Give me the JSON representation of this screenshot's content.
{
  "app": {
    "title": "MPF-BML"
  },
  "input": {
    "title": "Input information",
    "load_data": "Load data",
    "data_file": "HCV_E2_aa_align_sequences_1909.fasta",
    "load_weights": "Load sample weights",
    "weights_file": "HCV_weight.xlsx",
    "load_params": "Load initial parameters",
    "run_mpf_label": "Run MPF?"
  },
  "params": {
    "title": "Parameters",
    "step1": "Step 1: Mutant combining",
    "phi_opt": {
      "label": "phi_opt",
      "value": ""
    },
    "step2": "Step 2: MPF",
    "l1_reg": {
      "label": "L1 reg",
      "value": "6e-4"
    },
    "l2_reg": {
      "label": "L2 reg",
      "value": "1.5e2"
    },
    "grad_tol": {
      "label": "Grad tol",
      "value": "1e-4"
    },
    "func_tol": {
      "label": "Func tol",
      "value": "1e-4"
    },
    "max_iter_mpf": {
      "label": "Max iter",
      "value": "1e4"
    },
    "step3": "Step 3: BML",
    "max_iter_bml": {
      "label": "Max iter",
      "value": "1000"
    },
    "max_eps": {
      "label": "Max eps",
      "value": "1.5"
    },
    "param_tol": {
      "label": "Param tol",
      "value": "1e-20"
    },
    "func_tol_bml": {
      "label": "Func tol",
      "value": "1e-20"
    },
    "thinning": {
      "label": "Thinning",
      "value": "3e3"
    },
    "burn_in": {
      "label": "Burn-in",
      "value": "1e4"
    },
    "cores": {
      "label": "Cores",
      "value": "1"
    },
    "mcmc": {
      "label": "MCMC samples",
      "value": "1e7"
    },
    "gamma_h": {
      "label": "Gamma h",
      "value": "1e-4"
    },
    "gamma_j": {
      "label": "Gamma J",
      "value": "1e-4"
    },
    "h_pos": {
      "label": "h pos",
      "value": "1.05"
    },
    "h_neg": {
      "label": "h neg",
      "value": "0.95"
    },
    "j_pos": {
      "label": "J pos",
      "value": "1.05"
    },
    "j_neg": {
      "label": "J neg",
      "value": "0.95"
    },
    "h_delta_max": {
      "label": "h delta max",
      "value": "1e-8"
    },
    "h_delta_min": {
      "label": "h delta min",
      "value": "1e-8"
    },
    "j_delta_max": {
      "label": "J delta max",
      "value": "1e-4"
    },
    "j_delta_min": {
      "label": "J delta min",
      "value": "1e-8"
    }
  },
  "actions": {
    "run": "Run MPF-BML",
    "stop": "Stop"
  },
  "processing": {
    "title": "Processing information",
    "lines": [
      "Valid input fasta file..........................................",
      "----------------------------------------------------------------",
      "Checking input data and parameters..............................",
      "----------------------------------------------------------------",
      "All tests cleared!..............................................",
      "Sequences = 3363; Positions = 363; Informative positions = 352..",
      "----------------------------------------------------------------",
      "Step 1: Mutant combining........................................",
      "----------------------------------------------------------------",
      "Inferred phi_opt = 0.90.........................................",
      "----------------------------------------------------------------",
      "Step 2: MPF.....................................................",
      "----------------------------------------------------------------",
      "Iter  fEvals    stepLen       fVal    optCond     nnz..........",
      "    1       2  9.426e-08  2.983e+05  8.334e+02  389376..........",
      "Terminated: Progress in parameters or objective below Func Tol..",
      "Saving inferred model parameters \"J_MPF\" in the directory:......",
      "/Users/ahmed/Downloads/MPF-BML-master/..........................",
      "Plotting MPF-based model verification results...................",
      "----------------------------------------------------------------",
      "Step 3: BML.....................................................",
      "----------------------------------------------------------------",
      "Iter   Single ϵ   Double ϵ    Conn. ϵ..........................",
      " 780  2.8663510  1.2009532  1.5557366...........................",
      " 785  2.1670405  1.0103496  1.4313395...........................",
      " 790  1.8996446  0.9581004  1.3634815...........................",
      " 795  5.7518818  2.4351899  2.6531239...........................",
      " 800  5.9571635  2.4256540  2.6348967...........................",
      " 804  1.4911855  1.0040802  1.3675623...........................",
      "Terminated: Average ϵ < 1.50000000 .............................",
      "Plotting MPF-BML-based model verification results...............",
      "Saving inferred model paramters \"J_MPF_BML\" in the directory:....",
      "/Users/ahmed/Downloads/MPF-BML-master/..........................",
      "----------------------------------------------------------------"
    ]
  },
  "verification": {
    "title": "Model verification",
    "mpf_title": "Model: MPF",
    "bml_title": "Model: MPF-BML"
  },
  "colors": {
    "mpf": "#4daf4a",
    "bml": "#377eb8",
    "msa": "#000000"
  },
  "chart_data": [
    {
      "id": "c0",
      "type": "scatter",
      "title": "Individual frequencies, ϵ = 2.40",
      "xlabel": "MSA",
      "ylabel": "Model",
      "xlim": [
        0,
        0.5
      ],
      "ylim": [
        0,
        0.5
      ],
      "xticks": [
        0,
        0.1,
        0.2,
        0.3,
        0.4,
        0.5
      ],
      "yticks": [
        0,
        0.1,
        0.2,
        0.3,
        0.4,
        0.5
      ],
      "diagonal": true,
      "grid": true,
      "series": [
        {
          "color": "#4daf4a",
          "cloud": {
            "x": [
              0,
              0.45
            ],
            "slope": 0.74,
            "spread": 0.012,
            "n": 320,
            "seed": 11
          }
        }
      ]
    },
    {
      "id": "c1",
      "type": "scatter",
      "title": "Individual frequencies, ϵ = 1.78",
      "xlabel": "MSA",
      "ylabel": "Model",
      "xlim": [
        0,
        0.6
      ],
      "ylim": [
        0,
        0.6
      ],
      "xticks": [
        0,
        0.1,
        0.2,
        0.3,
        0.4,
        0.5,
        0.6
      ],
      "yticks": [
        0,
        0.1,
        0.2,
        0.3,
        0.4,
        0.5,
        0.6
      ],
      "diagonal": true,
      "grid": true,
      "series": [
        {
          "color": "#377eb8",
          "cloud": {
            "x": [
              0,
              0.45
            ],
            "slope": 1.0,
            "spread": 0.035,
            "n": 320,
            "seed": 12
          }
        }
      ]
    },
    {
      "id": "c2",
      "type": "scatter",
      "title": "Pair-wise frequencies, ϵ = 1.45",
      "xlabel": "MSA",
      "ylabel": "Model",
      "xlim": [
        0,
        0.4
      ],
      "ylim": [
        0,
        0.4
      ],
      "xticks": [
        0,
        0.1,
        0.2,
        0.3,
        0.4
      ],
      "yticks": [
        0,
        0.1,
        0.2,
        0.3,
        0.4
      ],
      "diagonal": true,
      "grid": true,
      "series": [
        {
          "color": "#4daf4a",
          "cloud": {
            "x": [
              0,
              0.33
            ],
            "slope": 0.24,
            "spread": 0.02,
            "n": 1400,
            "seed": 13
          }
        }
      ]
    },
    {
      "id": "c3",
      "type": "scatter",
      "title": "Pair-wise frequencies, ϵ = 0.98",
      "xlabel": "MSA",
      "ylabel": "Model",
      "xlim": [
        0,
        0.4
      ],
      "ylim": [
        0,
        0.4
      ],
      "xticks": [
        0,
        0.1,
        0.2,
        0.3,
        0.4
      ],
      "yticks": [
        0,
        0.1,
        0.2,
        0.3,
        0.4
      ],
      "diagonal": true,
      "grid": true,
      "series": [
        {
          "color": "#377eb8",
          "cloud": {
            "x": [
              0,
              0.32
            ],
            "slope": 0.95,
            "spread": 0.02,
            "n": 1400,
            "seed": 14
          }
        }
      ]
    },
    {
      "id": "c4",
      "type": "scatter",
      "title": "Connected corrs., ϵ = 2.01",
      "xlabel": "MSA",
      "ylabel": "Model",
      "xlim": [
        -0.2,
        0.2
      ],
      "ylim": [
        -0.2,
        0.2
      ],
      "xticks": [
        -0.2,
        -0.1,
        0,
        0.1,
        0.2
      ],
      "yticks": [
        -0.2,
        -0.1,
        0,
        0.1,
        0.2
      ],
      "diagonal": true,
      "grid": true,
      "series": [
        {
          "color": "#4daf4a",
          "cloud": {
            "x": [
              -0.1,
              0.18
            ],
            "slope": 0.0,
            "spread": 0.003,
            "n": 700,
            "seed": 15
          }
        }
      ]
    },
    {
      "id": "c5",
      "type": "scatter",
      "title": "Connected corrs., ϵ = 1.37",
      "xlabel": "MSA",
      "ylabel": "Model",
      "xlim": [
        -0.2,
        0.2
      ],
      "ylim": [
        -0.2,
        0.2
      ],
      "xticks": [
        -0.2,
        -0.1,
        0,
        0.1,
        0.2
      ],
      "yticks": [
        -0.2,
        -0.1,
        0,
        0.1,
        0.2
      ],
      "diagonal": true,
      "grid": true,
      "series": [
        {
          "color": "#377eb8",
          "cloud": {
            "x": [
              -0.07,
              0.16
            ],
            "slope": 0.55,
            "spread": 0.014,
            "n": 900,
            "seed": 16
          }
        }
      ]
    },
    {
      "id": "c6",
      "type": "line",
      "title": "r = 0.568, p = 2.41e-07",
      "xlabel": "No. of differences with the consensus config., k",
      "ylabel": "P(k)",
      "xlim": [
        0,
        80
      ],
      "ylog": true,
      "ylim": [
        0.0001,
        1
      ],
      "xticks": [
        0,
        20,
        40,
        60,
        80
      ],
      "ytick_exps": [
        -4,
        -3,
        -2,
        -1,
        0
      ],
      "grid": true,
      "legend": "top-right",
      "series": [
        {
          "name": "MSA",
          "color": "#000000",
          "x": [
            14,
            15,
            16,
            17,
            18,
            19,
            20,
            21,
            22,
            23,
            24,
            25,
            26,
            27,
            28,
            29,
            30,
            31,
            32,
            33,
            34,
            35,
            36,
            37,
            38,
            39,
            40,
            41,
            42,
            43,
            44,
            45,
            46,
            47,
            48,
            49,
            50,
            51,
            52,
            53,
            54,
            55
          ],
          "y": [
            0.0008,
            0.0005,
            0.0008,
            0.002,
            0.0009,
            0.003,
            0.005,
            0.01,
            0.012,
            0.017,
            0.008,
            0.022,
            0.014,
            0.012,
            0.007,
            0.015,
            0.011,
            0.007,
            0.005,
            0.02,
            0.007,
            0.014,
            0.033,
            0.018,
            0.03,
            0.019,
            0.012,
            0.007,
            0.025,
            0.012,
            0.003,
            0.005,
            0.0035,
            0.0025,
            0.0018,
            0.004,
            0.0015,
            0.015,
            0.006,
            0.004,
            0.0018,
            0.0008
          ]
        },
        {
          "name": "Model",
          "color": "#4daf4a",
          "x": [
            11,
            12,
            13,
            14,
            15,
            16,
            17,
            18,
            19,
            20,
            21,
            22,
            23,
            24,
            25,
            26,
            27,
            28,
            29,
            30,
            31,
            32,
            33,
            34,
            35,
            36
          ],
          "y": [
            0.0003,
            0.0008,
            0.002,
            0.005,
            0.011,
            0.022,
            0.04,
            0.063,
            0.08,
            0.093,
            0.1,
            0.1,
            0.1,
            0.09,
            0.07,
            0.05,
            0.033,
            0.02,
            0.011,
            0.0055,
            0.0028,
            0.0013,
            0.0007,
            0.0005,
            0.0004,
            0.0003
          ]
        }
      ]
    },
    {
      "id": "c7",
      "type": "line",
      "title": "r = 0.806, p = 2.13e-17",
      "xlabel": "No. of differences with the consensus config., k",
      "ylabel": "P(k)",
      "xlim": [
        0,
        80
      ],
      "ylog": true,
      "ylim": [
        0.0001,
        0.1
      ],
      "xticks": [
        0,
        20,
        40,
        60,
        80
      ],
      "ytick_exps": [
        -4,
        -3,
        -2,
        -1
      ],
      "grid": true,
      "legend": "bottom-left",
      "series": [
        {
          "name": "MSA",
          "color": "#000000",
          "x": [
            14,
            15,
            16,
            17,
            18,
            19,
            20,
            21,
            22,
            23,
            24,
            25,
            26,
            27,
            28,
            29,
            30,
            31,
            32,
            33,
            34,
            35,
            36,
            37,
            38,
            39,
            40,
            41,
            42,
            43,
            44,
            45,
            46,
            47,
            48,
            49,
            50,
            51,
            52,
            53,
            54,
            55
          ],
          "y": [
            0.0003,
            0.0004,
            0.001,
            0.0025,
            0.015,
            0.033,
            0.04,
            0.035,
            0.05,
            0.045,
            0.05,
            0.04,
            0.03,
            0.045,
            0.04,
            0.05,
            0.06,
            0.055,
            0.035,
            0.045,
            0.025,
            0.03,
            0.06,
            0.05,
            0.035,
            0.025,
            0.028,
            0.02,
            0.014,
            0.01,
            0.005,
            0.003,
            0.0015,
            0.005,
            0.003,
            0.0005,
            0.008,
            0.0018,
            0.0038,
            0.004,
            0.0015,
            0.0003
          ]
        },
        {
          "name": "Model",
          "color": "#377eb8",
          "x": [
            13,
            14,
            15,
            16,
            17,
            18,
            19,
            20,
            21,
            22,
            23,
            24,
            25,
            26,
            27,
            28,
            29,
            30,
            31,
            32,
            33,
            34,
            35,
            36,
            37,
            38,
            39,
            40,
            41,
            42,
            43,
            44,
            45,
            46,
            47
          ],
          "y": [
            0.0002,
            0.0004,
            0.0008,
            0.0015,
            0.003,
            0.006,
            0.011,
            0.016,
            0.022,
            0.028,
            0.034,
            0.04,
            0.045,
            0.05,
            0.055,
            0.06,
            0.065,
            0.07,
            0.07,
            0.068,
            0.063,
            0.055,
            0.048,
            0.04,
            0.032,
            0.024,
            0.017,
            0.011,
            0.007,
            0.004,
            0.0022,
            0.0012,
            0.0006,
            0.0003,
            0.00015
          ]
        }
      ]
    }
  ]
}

....

STATED GOAL — Count the lines above in which the word "combining" appears, then state only that count.

REPLY — 2